-- Start Provided information --

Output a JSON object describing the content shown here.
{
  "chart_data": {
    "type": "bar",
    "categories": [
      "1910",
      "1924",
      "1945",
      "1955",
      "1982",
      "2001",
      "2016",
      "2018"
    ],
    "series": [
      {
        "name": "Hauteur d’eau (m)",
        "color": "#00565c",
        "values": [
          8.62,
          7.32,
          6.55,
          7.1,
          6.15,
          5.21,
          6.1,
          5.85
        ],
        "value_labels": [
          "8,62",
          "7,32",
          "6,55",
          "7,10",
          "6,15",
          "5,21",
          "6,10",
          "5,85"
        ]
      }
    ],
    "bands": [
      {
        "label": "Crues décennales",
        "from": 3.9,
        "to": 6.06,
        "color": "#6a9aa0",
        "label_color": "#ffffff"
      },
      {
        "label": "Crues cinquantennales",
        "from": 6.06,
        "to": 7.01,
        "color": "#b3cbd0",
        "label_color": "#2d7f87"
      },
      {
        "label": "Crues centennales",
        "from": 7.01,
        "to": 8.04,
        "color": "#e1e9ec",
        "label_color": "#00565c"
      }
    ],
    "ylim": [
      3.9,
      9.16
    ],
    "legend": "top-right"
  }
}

-- End Provided information --
-- Start Provided information --

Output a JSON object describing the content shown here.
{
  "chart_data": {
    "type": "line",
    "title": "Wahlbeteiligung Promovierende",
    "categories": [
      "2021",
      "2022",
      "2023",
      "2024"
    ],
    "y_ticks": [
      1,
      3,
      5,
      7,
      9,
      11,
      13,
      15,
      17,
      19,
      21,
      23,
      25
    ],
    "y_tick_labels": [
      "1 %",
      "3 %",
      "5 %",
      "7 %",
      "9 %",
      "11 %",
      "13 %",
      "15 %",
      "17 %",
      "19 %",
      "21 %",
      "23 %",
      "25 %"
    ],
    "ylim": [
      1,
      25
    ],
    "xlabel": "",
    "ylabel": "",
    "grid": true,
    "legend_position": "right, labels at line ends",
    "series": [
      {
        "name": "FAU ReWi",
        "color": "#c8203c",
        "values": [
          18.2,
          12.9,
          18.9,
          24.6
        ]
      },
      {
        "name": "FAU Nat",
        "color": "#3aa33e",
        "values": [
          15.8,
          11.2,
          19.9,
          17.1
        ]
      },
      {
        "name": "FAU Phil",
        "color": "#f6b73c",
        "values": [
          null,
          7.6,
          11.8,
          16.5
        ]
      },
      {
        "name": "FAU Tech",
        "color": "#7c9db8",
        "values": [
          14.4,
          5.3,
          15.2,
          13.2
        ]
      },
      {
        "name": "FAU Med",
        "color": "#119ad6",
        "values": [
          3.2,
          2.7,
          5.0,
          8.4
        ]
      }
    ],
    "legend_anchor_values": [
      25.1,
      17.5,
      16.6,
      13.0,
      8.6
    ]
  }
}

-- End Provided information --

=== Directions ===
Within the listing above, copy each line that has the string "right".

=== Result of the exercise ===
    "legend": "top-right"
    "legend_position": "right, labels at line ends",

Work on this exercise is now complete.